**EXTRACT:**
'''
In order for a rent reduction to be granted, the tenant must prove that the decrease in the service was substantial, and that the landlord had notice of the problem or condition but failed to restore the housing service within a reasonable time after receiving notice. Notice can be actual or constructive. The fact that a landlord attempted to repair a problem without success is not a defense to a decrease in services petition.

The rent reduction is limited to the amount requested in the petition, and the tenant must be prepared to justify or explain the amount of the requested rent reduction. Evidence pertaining to the value of the housing service should be provided, including a description of how the problem or decrease in service impacts the tenant and how it affects the value of the tenancy.

If the tenant proves a substantial decrease in housing services, a rent reduction will be granted retroactive to the date the landlord had notice of the decreased housing service. Rent reductions are limited to the one-year period before the petition is filed, unless the tenant proves that the landlord had long-term notice regarding the problem, or it is shown that extraordinary circumstances exist. If the housing service is not restored by the time the decision is issued, the rent reduction will remain in effect until the landlord restores the housing service and gives the tenant proper written notice to increase the rent by the amount of the rent reduction. The Rent Board has no authority to compel the landlord to restore the service, but can only order a rent reduction for the loss of the housing service.

Failure to Repair and Maintain Petitions

A tenant may petition for the deferral of any rent increase (except a capital improvement passthrough, utility passthrough or a bond measure passthrough) if the landlord has failed to perform requested repairs, replacement or maintenance as required by state and/or local law. If the petition is granted, the proposed rent increase will be deferred or postponed until the requested repairs are made. The tenant's anniversary date is not affected by the deferral of the increase. The petition must be filed no later than 60 days following the tenant's receipt of the rent increase notice.

In order to have a rent increase deferred due to a failure to repair, a tenant must prove that the landlord knew that the work needed to be done and was required by law. Tenants should notify their landlord of needed repairs in writing, if possible, or follow oral notification with a letter confirming the request. Additionally, the tenant should contact the Department of Building Inspection or other appropriate city agency to request an inspection for code violations. The "Notice of Violation," if one is issued, provides proof that there is a violation of law.
'''
**Page element annotations:**
'''
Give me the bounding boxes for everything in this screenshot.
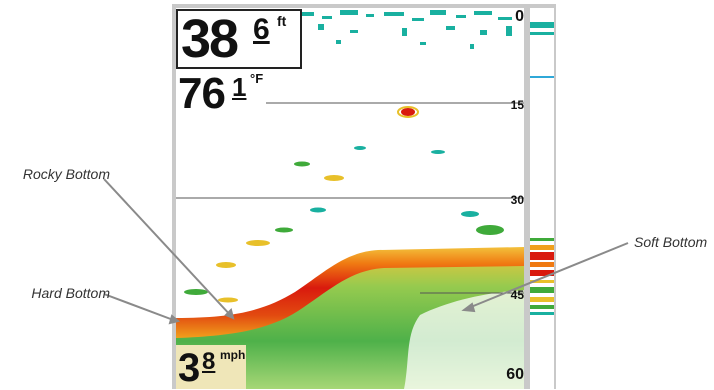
speed-unit: mph xyxy=(220,348,246,362)
surface-clutter xyxy=(300,10,512,49)
colorbar-marks xyxy=(530,22,554,315)
fish-arches xyxy=(184,106,504,303)
speed-value-whole: 3 xyxy=(178,346,201,390)
depth-scale-label-60: 60 xyxy=(506,366,524,383)
soft-bottom-sparse xyxy=(404,290,524,389)
speed-readout-background xyxy=(176,345,246,389)
depth-scale-label-15: 15 xyxy=(510,98,524,112)
temperature-value-tenth: 1 xyxy=(232,72,247,102)
speed-value-tenth: 8 xyxy=(202,348,216,375)
temperature-value-whole: 76 xyxy=(178,69,226,118)
callout-leaders xyxy=(103,178,629,325)
temperature-unit: °F xyxy=(250,71,264,86)
callout-rocky-bottom: Rocky Bottom xyxy=(22,166,110,182)
depth-unit: ft xyxy=(277,13,287,29)
callout-soft-bottom: Soft Bottom xyxy=(634,234,708,250)
depth-scale-label-45: 45 xyxy=(510,288,524,302)
depth-readout-box xyxy=(176,9,302,69)
colorbar xyxy=(530,8,554,389)
hard-bottom-band xyxy=(176,247,524,338)
depth-value-tenth: 6 xyxy=(253,13,270,46)
depth-scale-label-30: 30 xyxy=(510,193,524,207)
callout-hard-bottom: Hard Bottom xyxy=(31,285,110,301)
depth-value-whole: 38 xyxy=(181,9,239,69)
depth-scale-label-0: 0 xyxy=(515,8,524,25)
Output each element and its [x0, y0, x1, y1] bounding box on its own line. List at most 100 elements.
'''
**EXERCISE INSTRUCTIONS:**
• 1. In the passage on rent petitions, how soon after receiving a rent increase notice must a tenant file a failure-to-repair petition?
• 2. Continue the passage on rent petitions from its final sentence.
These rows come from a separate source and are unrelated to the passage on rent petitions.

**EXPECTED RESULTS:**
• 1. No later than 60 days after the tenant receives the rent increase notice.

• 2.
Tenants should pay the disputed rent increase until the Administrative Law Judge's decision is issued. If the Administrative Law Judge decides that the landlord is not entitled to the increase because of the repair problems, the landlord will be ordered to refund the amount of the rent increase paid since the effective date. The Administrative Law Judge's decision will itemize the repairs that the landlord needs to make in order to reinstate the rent increase. The petition will not be granted if the repairs were completed before the effective date of the rent increase. Please note that the Rent Board does not have authority to order the landlord to perform the repairs; only a city inspector can do that.

Although there are additional remedies under state law for a landlord's failure to repair (such as rent withholding or "repair and deduct"), tenants should be aware that these remedies pose risks and can lead to an eviction action. A tenant should obtain legal advice before deciding to withhold rent under these state law provisions.

Depending on the nature of the code violation, the tenant may combine a Failure to Repair and Maintain claim with a claim based on Decreased Housing Services, which may result in a base rent reduction as well as deferral of a proposed rent increase. The tenant can also raise the landlord's failure to repair and maintain as a defense to a landlord's rent increase petition based on increased operating and maintenance expenses or comparable rents.

Helpful Hints for Tenants Planning to File a Decrease in
Housing Services and/or Failure to Repair and Maintain Petition

Complete the petition form(s) fully and accurately. Processing of tenant petitions is often delayed because incomplete information is provided on the petition and/or supporting documentation is not submitted in a timely manner. You can help speed up the process considerably by making sure to address all of the points listed here.

  • Are there sufficient mailing addresses and telephone numbers for the tenant, the landlord and/or the manager?
  • Is the petition signed and dated?
  • If there are any roommates who wish to be included in the action, each roommate must either sign the tenant's petition and be listed as a co-petitioner or file a separate petition and request consolidation with the tenant's petition.
  • All documentation supporting the petition should be relevant to the stated claims, clearly organized and labeled to assist the Rent Board staff in reviewing, processing, hearing and deciding your case. 
  • Have copies-NOT the originals-of any supporting documents and/or photographs been provided? Originals should be brought to the hearing for inspection, but should not be given to the Rent Board for the file. (The Rent Board cannot remove evidence from the file and return it to you.)
  • In addition to the Tenant Petition for Arbitration form, is the correct form (i.e., Decrease in Services Statement and/or Failure to Repair Statement) completely filled out and attached to the petition?

For Petitions based on Decreased Housing Services Claims:

  • Is each decreased housing service listed clearly and separately?
  • Is the monthly value of the housing service, expressed in dollars, provided for each separate claim? The Rent Board staff cannot do this for you.
  • Is supporting documentation for each decreased housing service attached to the petition? Proof could be a Notice of Violation from the Department of Building Inspection, copies of letters to the landlord, photographs, etc.
  • For each separate claim, are dates provided which indicate when the housing service was decreased or not provided and when the service was restored, if it was restored?
  • Note: No rent reductions will be granted for more than one year before the date the petition was filed unless the tenant can prove that the landlord had long-term notice of the decreased housing service or it is shown that extraordinary circumstances exist. Notice may be actual or constructive.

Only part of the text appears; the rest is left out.